▶ _Aim of the exercise_:
Find every line in the records below that holds the word "farm" and copy it.

Data records
++++++++
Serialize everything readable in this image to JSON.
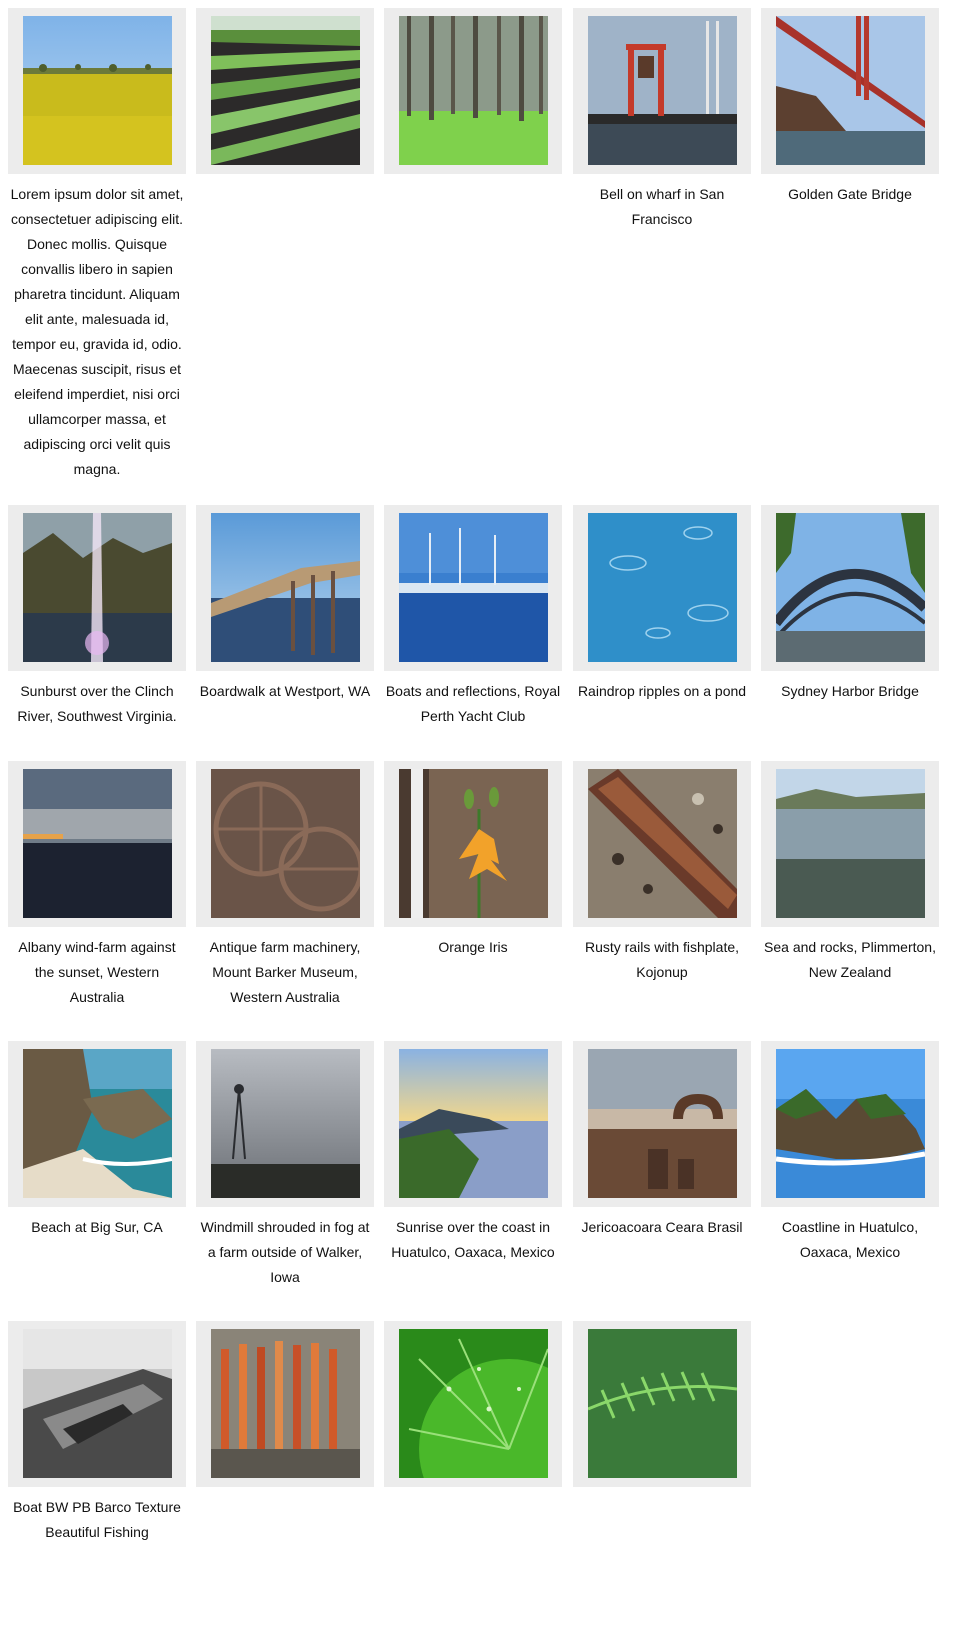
{
  "gallery": {
    "items": [
      {
        "caption": "Lorem ipsum dolor sit amet, consectetuer adipiscing elit. Donec mollis. Quisque convallis libero in sapien pharetra tincidunt. Aliquam elit ante, malesuada id, tempor eu, gravida id, odio. Maecenas suscipit, risus et eleifend imperdiet, nisi orci ullamcorper massa, et adipiscing orci velit quis magna.",
        "scene": "canola-field"
      },
      {
        "caption": "",
        "scene": "crop-rows"
      },
      {
        "caption": "",
        "scene": "pine-forest"
      },
      {
        "caption": "Bell on wharf in San Francisco",
        "scene": "wharf-bell"
      },
      {
        "caption": "Golden Gate Bridge",
        "scene": "golden-gate"
      },
      {
        "caption": "Sunburst over the Clinch River, Southwest Virginia.",
        "scene": "sunburst-river"
      },
      {
        "caption": "Boardwalk at Westport, WA",
        "scene": "boardwalk"
      },
      {
        "caption": "Boats and reflections, Royal Perth Yacht Club",
        "scene": "marina"
      },
      {
        "caption": "Raindrop ripples on a pond",
        "scene": "ripples"
      },
      {
        "caption": "Sydney Harbor Bridge",
        "scene": "harbour-bridge"
      },
      {
        "caption": "Albany wind-farm against the sunset, Western Australia",
        "scene": "dusk-coast"
      },
      {
        "caption": "Antique farm machinery, Mount Barker Museum, Western Australia",
        "scene": "machinery"
      },
      {
        "caption": "Orange Iris",
        "scene": "orange-lily"
      },
      {
        "caption": "Rusty rails with fishplate, Kojonup",
        "scene": "rusty-rail"
      },
      {
        "caption": "Sea and rocks, Plimmerton, New Zealand",
        "scene": "sea-rocks"
      },
      {
        "caption": "Beach at Big Sur, CA",
        "scene": "big-sur"
      },
      {
        "caption": "Windmill shrouded in fog at a farm outside of Walker, Iowa",
        "scene": "fog-windmill"
      },
      {
        "caption": "Sunrise over the coast in Huatulco, Oaxaca, Mexico",
        "scene": "sunrise-coast"
      },
      {
        "caption": "Jericoacoara Ceara Brasil",
        "scene": "rock-arch"
      },
      {
        "caption": "Coastline in Huatulco, Oaxaca, Mexico",
        "scene": "coastline-rocks"
      },
      {
        "caption": "Boat BW PB Barco Texture Beautiful Fishing",
        "scene": "bw-boat"
      },
      {
        "caption": "",
        "scene": "embers"
      },
      {
        "caption": "",
        "scene": "green-leaf"
      },
      {
        "caption": "",
        "scene": "fern"
      }
    ]
  }
}
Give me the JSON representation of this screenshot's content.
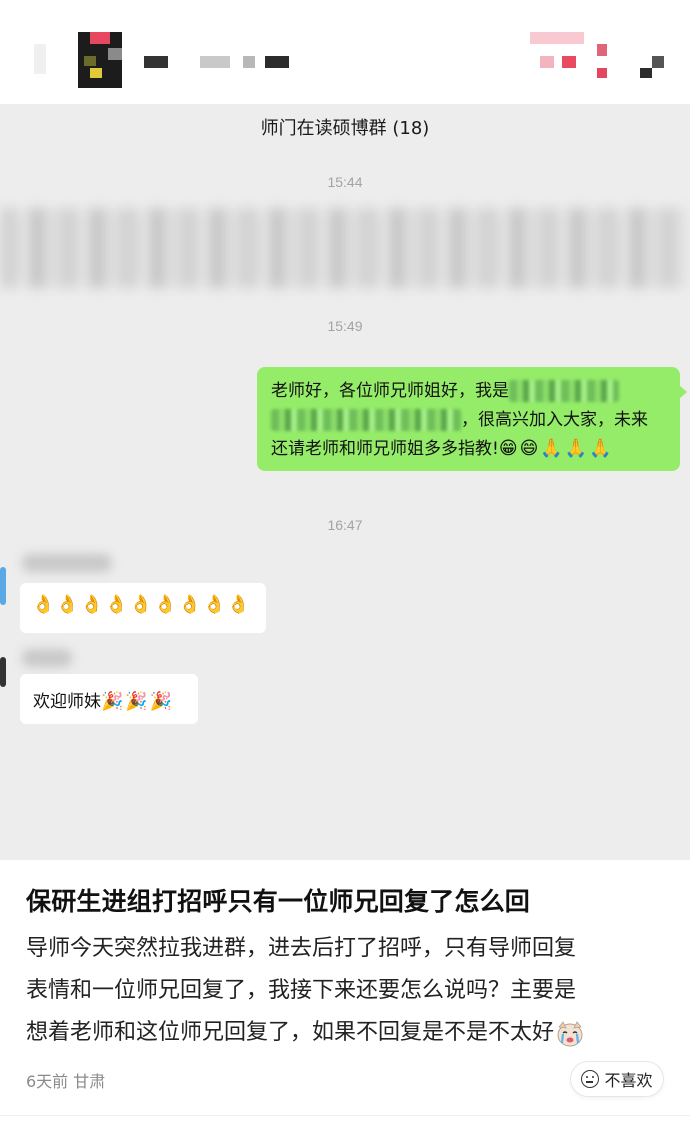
{
  "chat": {
    "group_title": "师门在读硕博群 (18)",
    "timestamps": [
      "15:44",
      "15:49",
      "16:47"
    ],
    "my_message": {
      "line1_prefix": "老师好，各位师兄师姐好，我是",
      "line2_suffix": "，很高兴加入大家，未来",
      "line3": "还请老师和师兄师姐多多指教!",
      "emojis": [
        "😁",
        "😄",
        "🙏",
        "🙏",
        "🙏"
      ]
    },
    "reply1": {
      "emojis": [
        "👌",
        "👌",
        "👌",
        "👌",
        "👌",
        "👌",
        "👌",
        "👌",
        "👌"
      ]
    },
    "reply2": {
      "text": "欢迎师妹",
      "emojis": [
        "🎉",
        "🎉",
        "🎉"
      ]
    }
  },
  "post": {
    "title": "保研生进组打招呼只有一位师兄回复了怎么回",
    "body_line1": "导师今天突然拉我进群，进去后打了招呼，只有导师回复",
    "body_line2": "表情和一位师兄回复了，我接下来还要怎么说吗？主要是",
    "body_line3": "想着老师和这位师兄回复了，如果不回复是不是不太好",
    "meta": "6天前 甘肃",
    "dislike_label": "不喜欢"
  },
  "colors": {
    "chat_bg": "#ededed",
    "my_bubble": "#95ec69",
    "other_bubble": "#ffffff",
    "accent_pink": "#e33a54"
  },
  "icons": {
    "dislike": "unhappy-face-icon",
    "crying": "crying-dog-icon"
  }
}
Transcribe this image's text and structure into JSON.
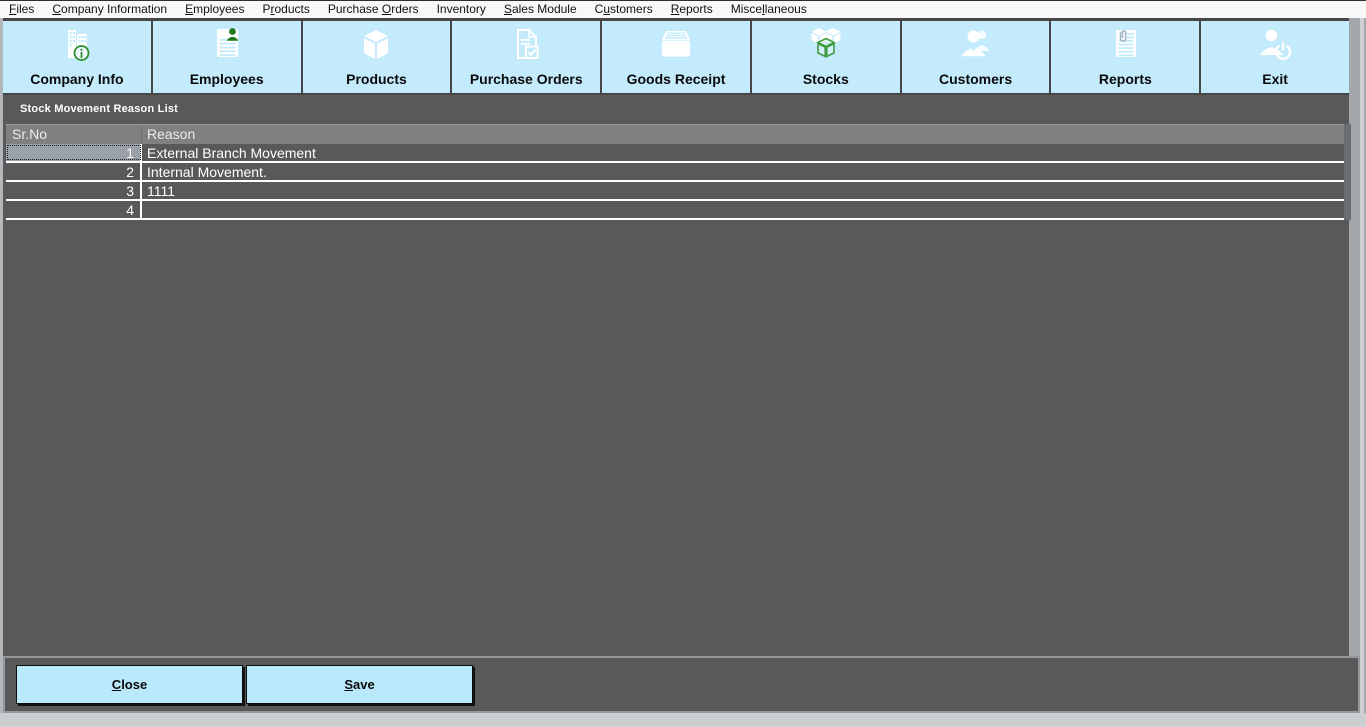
{
  "menu": {
    "items": [
      {
        "label": "Files",
        "underline": 0
      },
      {
        "label": "Company Information",
        "underline": 0
      },
      {
        "label": "Employees",
        "underline": 0
      },
      {
        "label": "Products",
        "underline": 1
      },
      {
        "label": "Purchase Orders",
        "underline": 9
      },
      {
        "label": "Inventory",
        "underline": -1
      },
      {
        "label": "Sales Module",
        "underline": 0
      },
      {
        "label": "Customers",
        "underline": 1
      },
      {
        "label": "Reports",
        "underline": 0
      },
      {
        "label": "Miscellaneous",
        "underline": 5
      }
    ]
  },
  "toolbar": {
    "items": [
      {
        "label": "Company Info",
        "icon": "building-info-icon"
      },
      {
        "label": "Employees",
        "icon": "employee-card-icon"
      },
      {
        "label": "Products",
        "icon": "cube-icon"
      },
      {
        "label": "Purchase Orders",
        "icon": "document-check-icon"
      },
      {
        "label": "Goods Receipt",
        "icon": "goods-box-icon"
      },
      {
        "label": "Stocks",
        "icon": "stacked-cubes-icon"
      },
      {
        "label": "Customers",
        "icon": "people-icon"
      },
      {
        "label": "Reports",
        "icon": "report-document-icon"
      },
      {
        "label": "Exit",
        "icon": "person-power-icon"
      }
    ]
  },
  "panel": {
    "title": "Stock Movement Reason List"
  },
  "table": {
    "columns": [
      "Sr.No",
      "Reason"
    ],
    "rows": [
      {
        "sr": "1",
        "reason": "External Branch Movement",
        "selected": true
      },
      {
        "sr": "2",
        "reason": "Internal Movement.",
        "selected": false
      },
      {
        "sr": "3",
        "reason": "1111",
        "selected": false
      },
      {
        "sr": "4",
        "reason": "",
        "selected": false
      }
    ]
  },
  "footer": {
    "buttons": [
      {
        "label": "Close",
        "underline": 0
      },
      {
        "label": "Save",
        "underline": 0
      }
    ]
  },
  "colors": {
    "toolbar_blue": "#c3ebfb",
    "footer_button_blue": "#b9e9fb",
    "panel_gray": "#595959",
    "grid_header_gray": "#808080",
    "selected_cell_gray": "#9aa1a8",
    "accent_green": "#2f8f2f"
  }
}
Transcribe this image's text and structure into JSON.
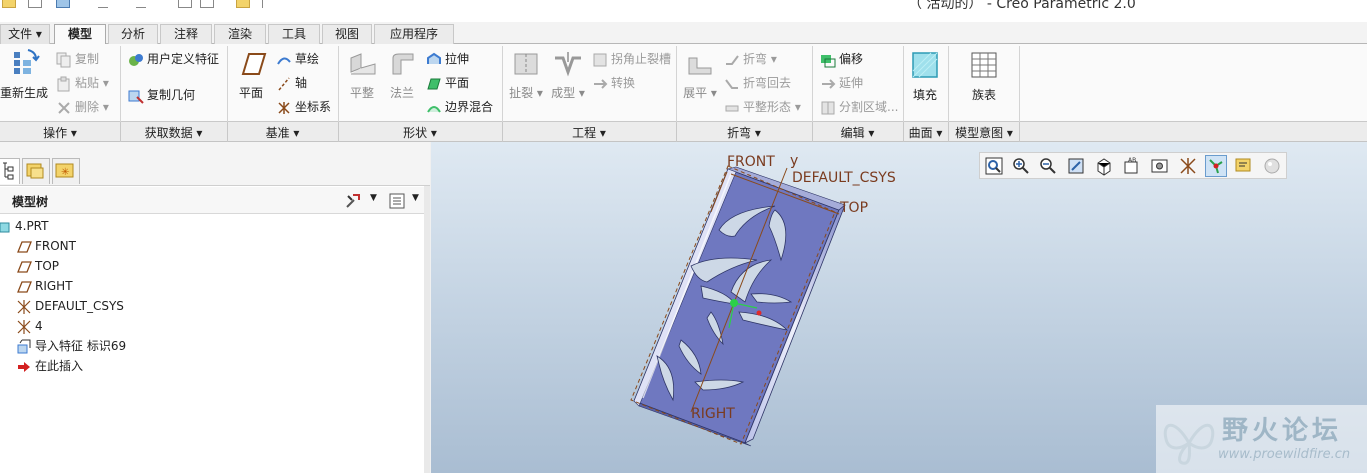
{
  "title": "（ 活动的） - Creo Parametric 2.0",
  "tabs": {
    "file": "文件",
    "items": [
      "模型",
      "分析",
      "注释",
      "渲染",
      "工具",
      "视图",
      "应用程序"
    ],
    "active": "模型"
  },
  "ribbon": {
    "operations": {
      "regenerate": "重新生成",
      "copy": "复制",
      "paste": "粘贴",
      "delete": "删除"
    },
    "get_data": {
      "udf": "用户定义特征",
      "copy_geom": "复制几何"
    },
    "datum": {
      "plane": "平面",
      "sketch": "草绘",
      "axis": "轴",
      "csys": "坐标系"
    },
    "shapes": {
      "flat": "平整",
      "flange": "法兰",
      "extrude": "拉伸",
      "plane": "平面",
      "boundary_blend": "边界混合"
    },
    "engineering": {
      "rip": "扯裂",
      "form": "成型",
      "corner_relief": "拐角止裂槽",
      "convert": "转换"
    },
    "bends": {
      "unbend": "展平",
      "bend": "折弯",
      "bend_back": "折弯回去",
      "flat_state": "平整形态"
    },
    "editing": {
      "offset": "偏移",
      "extend": "延伸",
      "split_area": "分割区域..."
    },
    "surfaces": {
      "fill": "填充"
    },
    "model_intent": {
      "family_table": "族表"
    }
  },
  "groups": [
    "操作",
    "获取数据",
    "基准",
    "形状",
    "工程",
    "折弯",
    "编辑",
    "曲面",
    "模型意图"
  ],
  "model_tree": {
    "title": "模型树",
    "items": [
      {
        "label": "4.PRT",
        "icon": "part-icon"
      },
      {
        "label": "FRONT",
        "icon": "datum-plane-icon"
      },
      {
        "label": "TOP",
        "icon": "datum-plane-icon"
      },
      {
        "label": "RIGHT",
        "icon": "datum-plane-icon"
      },
      {
        "label": "DEFAULT_CSYS",
        "icon": "csys-icon"
      },
      {
        "label": "4",
        "icon": "csys-icon"
      },
      {
        "label": "导入特征 标识69",
        "icon": "import-feature-icon"
      },
      {
        "label": "在此插入",
        "icon": "insert-here-arrow-icon"
      }
    ]
  },
  "viewport": {
    "labels": {
      "front": "FRONT",
      "y": "y",
      "csys": "DEFAULT_CSYS",
      "top": "TOP",
      "right": "RIGHT"
    }
  },
  "watermark": {
    "title": "野火论坛",
    "url": "www.proewildfire.cn"
  },
  "colors": {
    "viewport_top": "#dfe9f2",
    "viewport_bottom": "#a9bdd2",
    "part_fill": "#6f78c0",
    "datum_label": "#7a3b1f",
    "active_tab_text": "#000000"
  }
}
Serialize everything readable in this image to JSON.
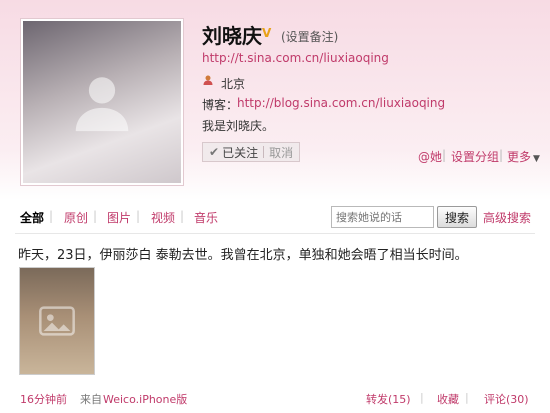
{
  "profile": {
    "name": "刘晓庆",
    "verified_badge": "V",
    "remark_link": "(设置备注)",
    "weibo_url": "http://t.sina.com.cn/liuxiaoqing",
    "location_icon": "person-pin-icon",
    "location": "北京",
    "blog_label": "博客：",
    "blog_url": "http://blog.sina.com.cn/liuxiaoqing",
    "bio": "我是刘晓庆。",
    "followed_label": "已关注",
    "cancel_label": "取消",
    "mention_label": "@她",
    "set_group_label": "设置分组",
    "more_label": "更多"
  },
  "tabs": [
    {
      "label": "全部",
      "active": true
    },
    {
      "label": "原创",
      "active": false
    },
    {
      "label": "图片",
      "active": false
    },
    {
      "label": "视频",
      "active": false
    },
    {
      "label": "音乐",
      "active": false
    }
  ],
  "search": {
    "placeholder": "搜索她说的话",
    "button_label": "搜索",
    "advanced_label": "高级搜索"
  },
  "post": {
    "text": "昨天，23日，伊丽莎白 泰勒去世。我曾在北京，单独和她会晤了相当长时间。",
    "time": "16分钟前",
    "source_prefix": "来自",
    "source": "Weico.iPhone版",
    "repost_label": "转发(15)",
    "favorite_label": "收藏",
    "comment_label": "评论(30)"
  },
  "colors": {
    "accent": "#c03a6a",
    "header_bg": "#f7dbe4",
    "verified": "#e8a21a"
  }
}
++++++++
▶ _Task answer_:
        "caption": "Albany wind-farm against the sunset, Western Australia",
        "caption": "Antique farm machinery, Mount Barker Museum, Western Australia",
        "caption": "Windmill shrouded in fog at a farm outside of Walker, Iowa",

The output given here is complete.